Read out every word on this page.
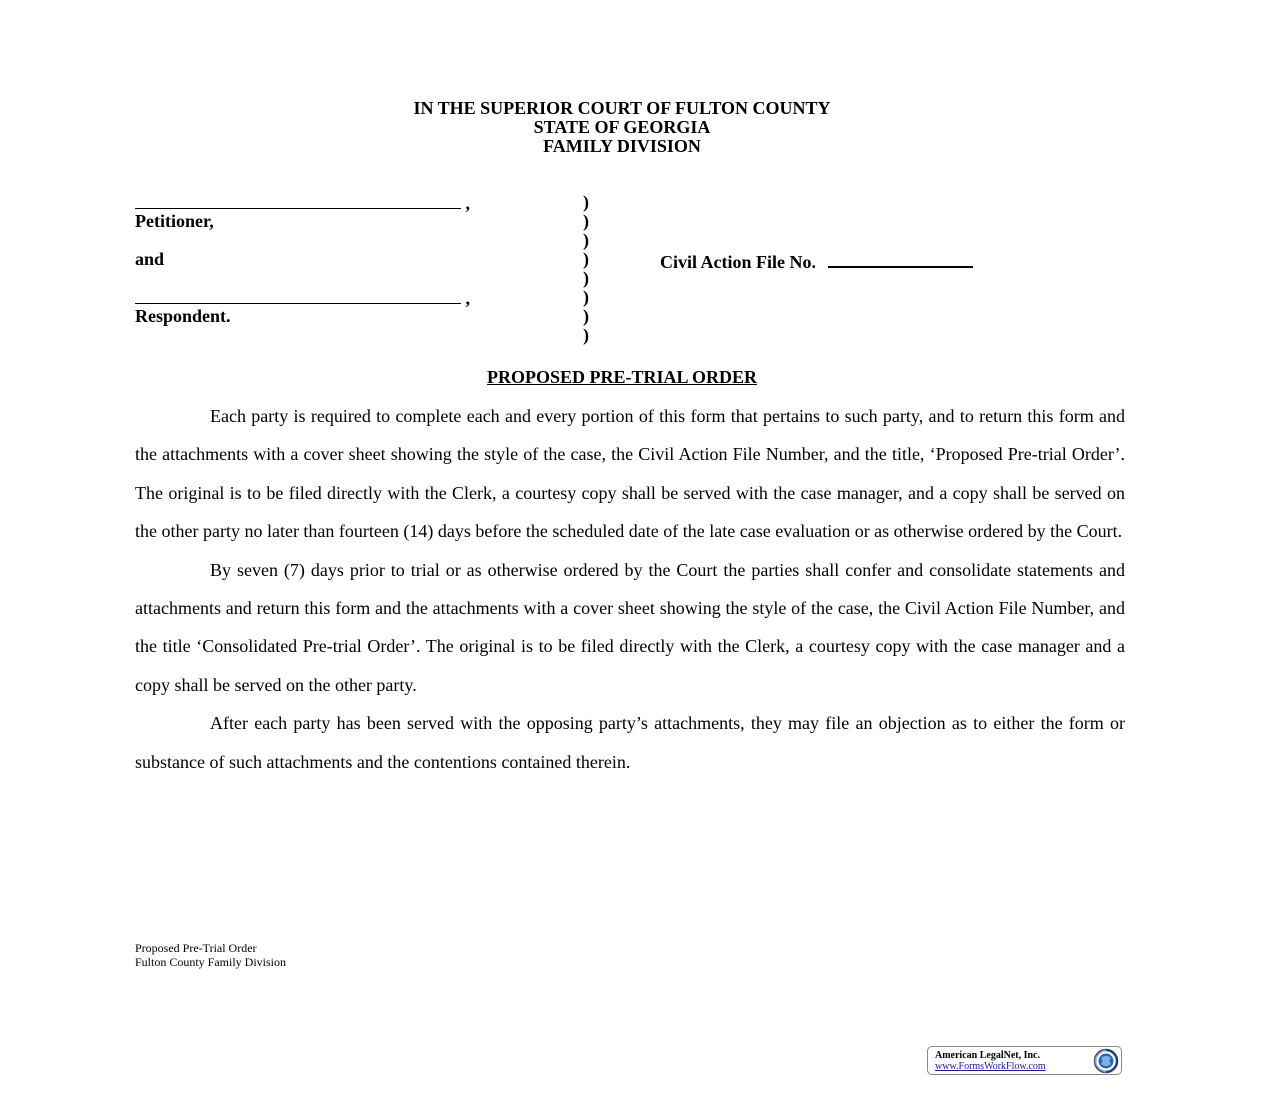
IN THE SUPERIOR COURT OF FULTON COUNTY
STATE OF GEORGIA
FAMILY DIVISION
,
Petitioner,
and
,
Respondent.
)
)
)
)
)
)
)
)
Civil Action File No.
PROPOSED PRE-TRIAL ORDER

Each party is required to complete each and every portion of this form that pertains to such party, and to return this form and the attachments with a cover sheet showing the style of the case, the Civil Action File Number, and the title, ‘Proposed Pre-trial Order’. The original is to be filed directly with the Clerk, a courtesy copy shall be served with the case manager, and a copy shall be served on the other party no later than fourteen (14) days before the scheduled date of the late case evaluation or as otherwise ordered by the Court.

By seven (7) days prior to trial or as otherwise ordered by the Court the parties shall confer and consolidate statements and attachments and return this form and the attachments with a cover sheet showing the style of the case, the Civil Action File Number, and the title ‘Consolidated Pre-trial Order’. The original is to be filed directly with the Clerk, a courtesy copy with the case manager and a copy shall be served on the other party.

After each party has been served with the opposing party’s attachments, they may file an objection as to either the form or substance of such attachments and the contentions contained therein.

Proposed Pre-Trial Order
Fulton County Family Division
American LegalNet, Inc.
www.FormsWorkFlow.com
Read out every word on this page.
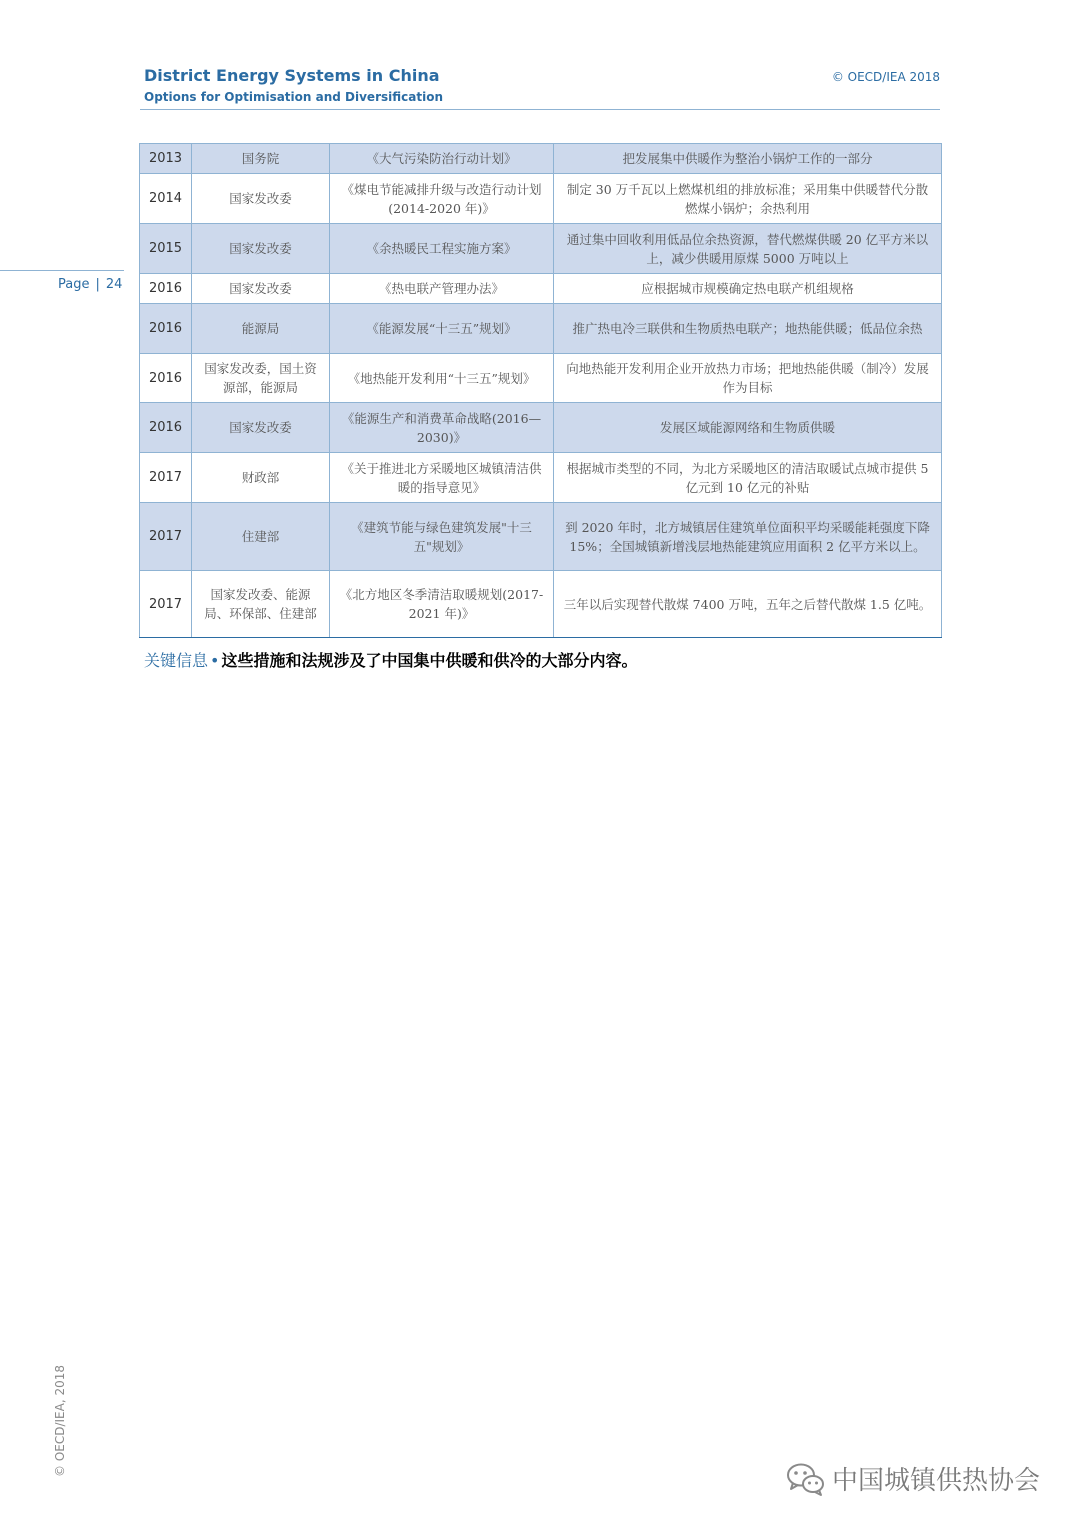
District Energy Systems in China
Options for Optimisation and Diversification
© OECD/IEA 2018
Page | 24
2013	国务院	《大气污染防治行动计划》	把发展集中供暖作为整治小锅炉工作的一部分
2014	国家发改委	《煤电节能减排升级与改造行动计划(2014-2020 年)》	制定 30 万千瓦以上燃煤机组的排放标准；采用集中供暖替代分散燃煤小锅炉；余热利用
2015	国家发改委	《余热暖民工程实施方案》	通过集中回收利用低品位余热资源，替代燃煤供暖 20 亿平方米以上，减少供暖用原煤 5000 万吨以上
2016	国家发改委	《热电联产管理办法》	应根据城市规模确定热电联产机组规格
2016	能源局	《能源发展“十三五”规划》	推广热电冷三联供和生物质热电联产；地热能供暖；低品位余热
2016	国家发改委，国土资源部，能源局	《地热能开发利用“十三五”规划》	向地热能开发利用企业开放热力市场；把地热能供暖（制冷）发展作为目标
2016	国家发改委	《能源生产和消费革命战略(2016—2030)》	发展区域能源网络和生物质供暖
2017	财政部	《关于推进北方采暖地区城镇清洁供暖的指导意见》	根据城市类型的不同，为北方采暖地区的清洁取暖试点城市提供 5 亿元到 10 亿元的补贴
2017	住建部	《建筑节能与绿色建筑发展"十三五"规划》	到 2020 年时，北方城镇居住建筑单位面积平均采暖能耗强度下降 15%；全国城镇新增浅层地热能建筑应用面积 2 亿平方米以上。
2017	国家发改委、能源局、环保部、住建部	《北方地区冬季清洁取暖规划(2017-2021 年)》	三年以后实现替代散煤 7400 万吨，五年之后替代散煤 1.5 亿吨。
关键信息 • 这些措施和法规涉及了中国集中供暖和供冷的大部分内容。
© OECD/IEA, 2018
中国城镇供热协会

Problem requirements: Repeat the records above exactly, omitting every picture.

Exercise answer:
Read out every word on this page.
IN THE SUPERIOR COURT OF FULTON COUNTY
STATE OF GEORGIA
FAMILY DIVISION
,
Petitioner,
and
,
Respondent.
)
)
)
)
)
)
)
)
Civil Action File No.
PROPOSED PRE-TRIAL ORDER

Each party is required to complete each and every portion of this form that pertains to such party, and to return this form and the attachments with a cover sheet showing the style of the case, the Civil Action File Number, and the title, ‘Proposed Pre-trial Order’. The original is to be filed directly with the Clerk, a courtesy copy shall be served with the case manager, and a copy shall be served on the other party no later than fourteen (14) days before the scheduled date of the late case evaluation or as otherwise ordered by the Court.

By seven (7) days prior to trial or as otherwise ordered by the Court the parties shall confer and consolidate statements and attachments and return this form and the attachments with a cover sheet showing the style of the case, the Civil Action File Number, and the title ‘Consolidated Pre-trial Order’. The original is to be filed directly with the Clerk, a courtesy copy with the case manager and a copy shall be served on the other party.

After each party has been served with the opposing party’s attachments, they may file an objection as to either the form or substance of such attachments and the contentions contained therein.

Proposed Pre-Trial Order
Fulton County Family Division
American LegalNet, Inc.
www.FormsWorkFlow.com
Read out every word on this page.
District Energy Systems in China
Options for Optimisation and Diversification
© OECD/IEA 2018
Page | 24
2013	国务院	《大气污染防治行动计划》	把发展集中供暖作为整治小锅炉工作的一部分
2014	国家发改委	《煤电节能减排升级与改造行动计划(2014-2020 年)》	制定 30 万千瓦以上燃煤机组的排放标准；采用集中供暖替代分散燃煤小锅炉；余热利用
2015	国家发改委	《余热暖民工程实施方案》	通过集中回收利用低品位余热资源，替代燃煤供暖 20 亿平方米以上，减少供暖用原煤 5000 万吨以上
2016	国家发改委	《热电联产管理办法》	应根据城市规模确定热电联产机组规格
2016	能源局	《能源发展“十三五”规划》	推广热电冷三联供和生物质热电联产；地热能供暖；低品位余热
2016	国家发改委，国土资源部，能源局	《地热能开发利用“十三五”规划》	向地热能开发利用企业开放热力市场；把地热能供暖（制冷）发展作为目标
2016	国家发改委	《能源生产和消费革命战略(2016—2030)》	发展区域能源网络和生物质供暖
2017	财政部	《关于推进北方采暖地区城镇清洁供暖的指导意见》	根据城市类型的不同，为北方采暖地区的清洁取暖试点城市提供 5 亿元到 10 亿元的补贴
2017	住建部	《建筑节能与绿色建筑发展"十三五"规划》	到 2020 年时，北方城镇居住建筑单位面积平均采暖能耗强度下降 15%；全国城镇新增浅层地热能建筑应用面积 2 亿平方米以上。
2017	国家发改委、能源局、环保部、住建部	《北方地区冬季清洁取暖规划(2017-2021 年)》	三年以后实现替代散煤 7400 万吨，五年之后替代散煤 1.5 亿吨。
关键信息 • 这些措施和法规涉及了中国集中供暖和供冷的大部分内容。
© OECD/IEA, 2018
中国城镇供热协会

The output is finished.